- What is needed
Identify every line in the records below that contains the word "Forschungsaktivitäten", and copy each of those lines.

- Material supplied
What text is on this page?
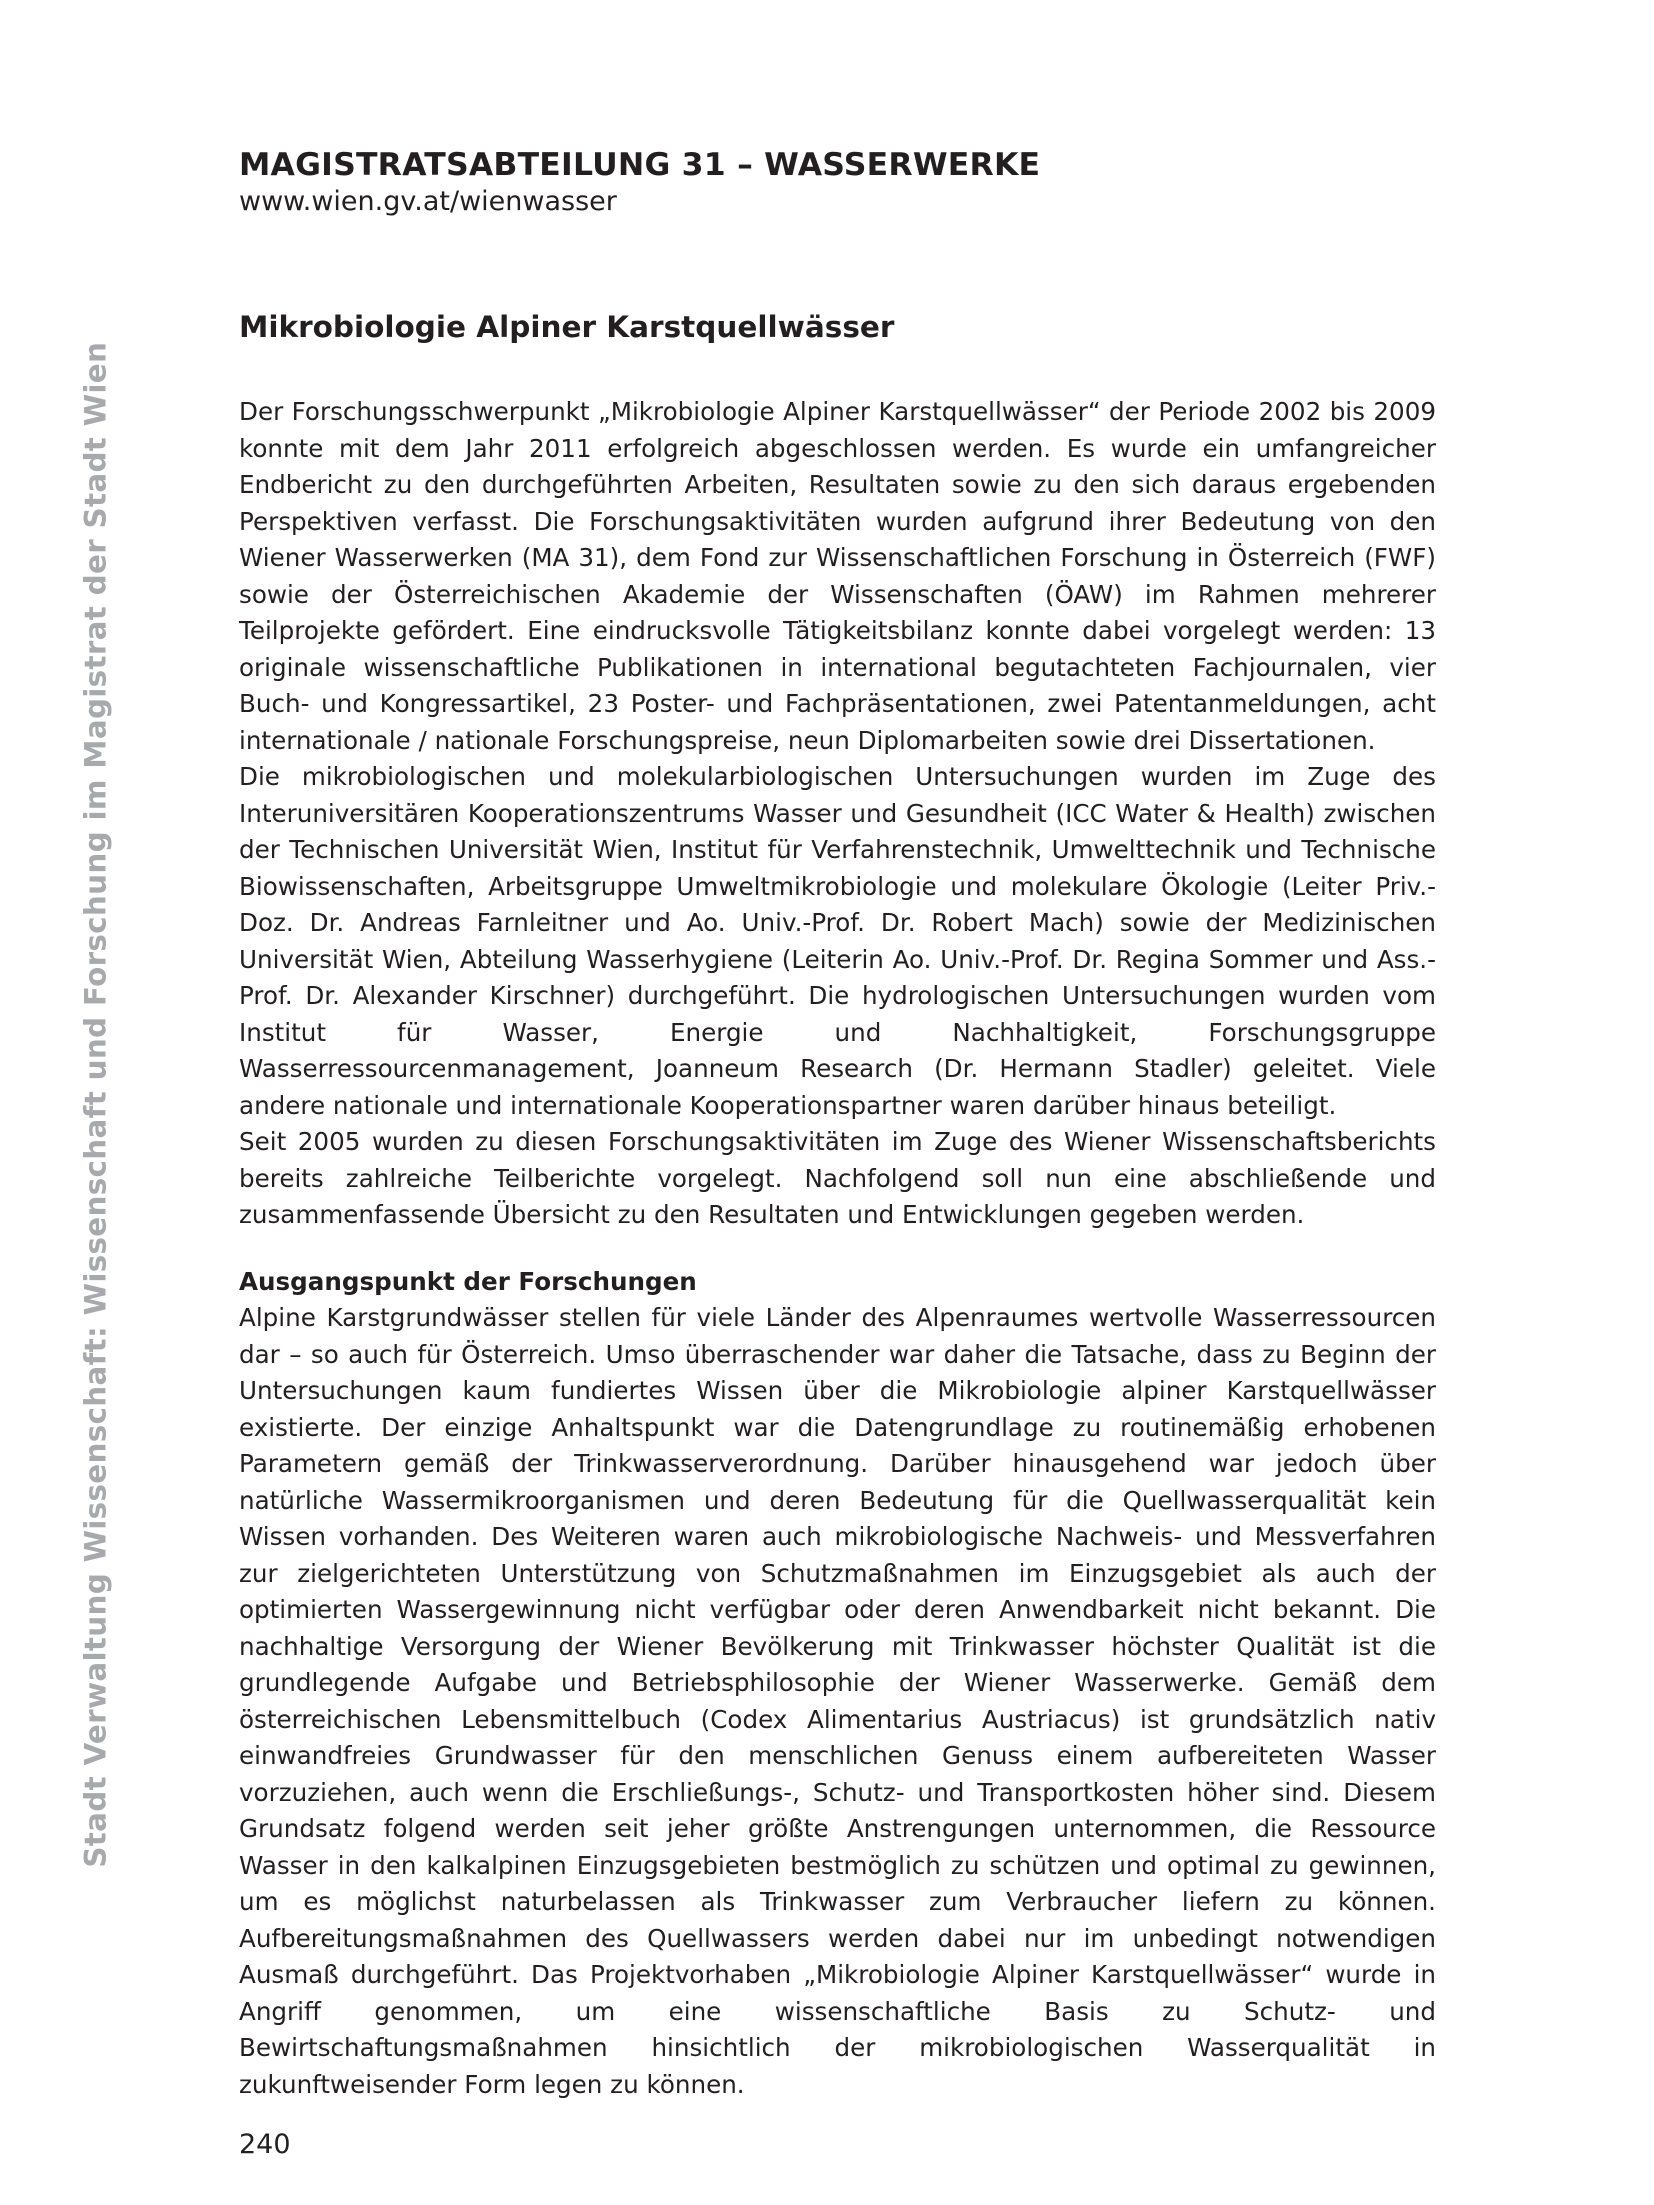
Stadt Verwaltung Wissenschaft: Wissenschaft und Forschung im Magistrat der Stadt Wien
MAGISTRATSABTEILUNG 31 – WASSERWERKE

www.wien.gv.at/wienwasser

Mikrobiologie Alpiner Karstquellwässer

Der Forschungsschwerpunkt „Mikrobiologie Alpiner Karstquellwässer“ der Periode 2002 bis 2009 konnte mit dem Jahr 2011 erfolgreich abgeschlossen werden. Es wurde ein umfangreicher Endbericht zu den durchgeführten Arbeiten, Resultaten sowie zu den sich daraus ergebenden Perspektiven verfasst. Die Forschungsaktivitäten wurden aufgrund ihrer Bedeutung von den Wiener Wasserwerken (MA 31), dem Fond zur Wissenschaftlichen Forschung in Österreich (FWF) sowie der Österreichischen Akademie der Wissenschaften (ÖAW) im Rahmen mehrerer Teilprojekte gefördert. Eine eindrucksvolle Tätigkeitsbilanz konnte dabei vorgelegt werden: 13 originale wissenschaftliche Publikationen in international begutachteten Fachjournalen, vier Buch- und Kongressartikel, 23 Poster- und Fachpräsentationen, zwei Patentanmeldungen, acht internationale / nationale Forschungspreise, neun Diplomarbeiten sowie drei Dissertationen.

Die mikrobiologischen und molekularbiologischen Untersuchungen wurden im Zuge des Interuniversitären Kooperationszentrums Wasser und Gesundheit (ICC Water & Health) zwischen der Technischen Universität Wien, Institut für Verfahrenstechnik, Umwelttechnik und Technische Biowissenschaften, Arbeitsgruppe Umweltmikrobiologie und molekulare Ökologie (Leiter Priv.-Doz. Dr. Andreas Farnleitner und Ao. Univ.-Prof. Dr. Robert Mach) sowie der Medizinischen Universität Wien, Abteilung Wasserhygiene (Leiterin Ao. Univ.-Prof. Dr. Regina Sommer und Ass.-Prof. Dr. Alexander Kirschner) durchgeführt. Die hydrologischen Untersuchungen wurden vom Institut für Wasser, Energie und Nachhaltigkeit, Forschungsgruppe Wasserressourcenmanagement, Joanneum Research (Dr. Hermann Stadler) geleitet. Viele andere nationale und internationale Kooperationspartner waren darüber hinaus beteiligt.

Seit 2005 wurden zu diesen Forschungsaktivitäten im Zuge des Wiener Wissenschaftsberichts bereits zahlreiche Teilberichte vorgelegt. Nachfolgend soll nun eine abschließende und zusammenfassende Übersicht zu den Resultaten und Entwicklungen gegeben werden.

Ausgangspunkt der Forschungen

Alpine Karstgrundwässer stellen für viele Länder des Alpenraumes wertvolle Wasserressourcen dar – so auch für Österreich. Umso überraschender war daher die Tatsache, dass zu Beginn der Untersuchungen kaum fundiertes Wissen über die Mikrobiologie alpiner Karstquellwässer existierte. Der einzige Anhaltspunkt war die Datengrundlage zu routinemäßig erhobenen Parametern gemäß der Trinkwasserverordnung. Darüber hinausgehend war jedoch über natürliche Wassermikroorganismen und deren Bedeutung für die Quellwasserqualität kein Wissen vorhanden. Des Weiteren waren auch mikrobiologische Nachweis- und Messverfahren zur zielgerichteten Unterstützung von Schutzmaßnahmen im Einzugsgebiet als auch der optimierten Wassergewinnung nicht verfügbar oder deren Anwendbarkeit nicht bekannt. Die nachhaltige Versorgung der Wiener Bevölkerung mit Trinkwasser höchster Qualität ist die grundlegende Aufgabe und Betriebsphilosophie der Wiener Wasserwerke. Gemäß dem österreichischen Lebensmittelbuch (Codex Alimentarius Austriacus) ist grundsätzlich nativ einwandfreies Grundwasser für den menschlichen Genuss einem aufbereiteten Wasser vorzuziehen, auch wenn die Erschließungs-, Schutz- und Transportkosten höher sind. Diesem Grundsatz folgend werden seit jeher größte Anstrengungen unternommen, die Ressource Wasser in den kalkalpinen Einzugsgebieten bestmöglich zu schützen und optimal zu gewinnen, um es möglichst naturbelassen als Trinkwasser zum Verbraucher liefern zu können. Aufbereitungsmaßnahmen des Quellwassers werden dabei nur im unbedingt notwendigen Ausmaß durchgeführt. Das Projektvorhaben „Mikrobiologie Alpiner Karstquellwässer“ wurde in Angriff genommen, um eine wissenschaftliche Basis zu Schutz- und Bewirtschaftungsmaßnahmen hinsichtlich der mikrobiologischen Wasserqualität in zukunftweisender Form legen zu können.

240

- Answer below
Der Forschungsschwerpunkt „Mikrobiologie Alpiner Karstquellwässer“ der Periode 2002 bis 2009 konnte mit dem Jahr 2011 erfolgreich abgeschlossen werden. Es wurde ein umfangreicher Endbericht zu den durchgeführten Arbeiten, Resultaten sowie zu den sich daraus ergebenden Perspektiven verfasst. Die Forschungsaktivitäten wurden aufgrund ihrer Bedeutung von den Wiener Wasserwerken (MA 31), dem Fond zur Wissenschaftlichen Forschung in Österreich (FWF) sowie der Österreichischen Akademie der Wissenschaften (ÖAW) im Rahmen mehrerer Teilprojekte gefördert. Eine eindrucksvolle Tätigkeitsbilanz konnte dabei vorgelegt werden: 13 originale wissenschaftliche Publikationen in international begutachteten Fachjournalen, vier Buch- und Kongressartikel, 23 Poster- und Fachpräsentationen, zwei Patentanmeldungen, acht internationale / nationale Forschungspreise, neun Diplomarbeiten sowie drei Dissertationen.
Seit 2005 wurden zu diesen Forschungsaktivitäten im Zuge des Wiener Wissenschaftsberichts bereits zahlreiche Teilberichte vorgelegt. Nachfolgend soll nun eine abschließende und zusammenfassende Übersicht zu den Resultaten und Entwicklungen gegeben werden.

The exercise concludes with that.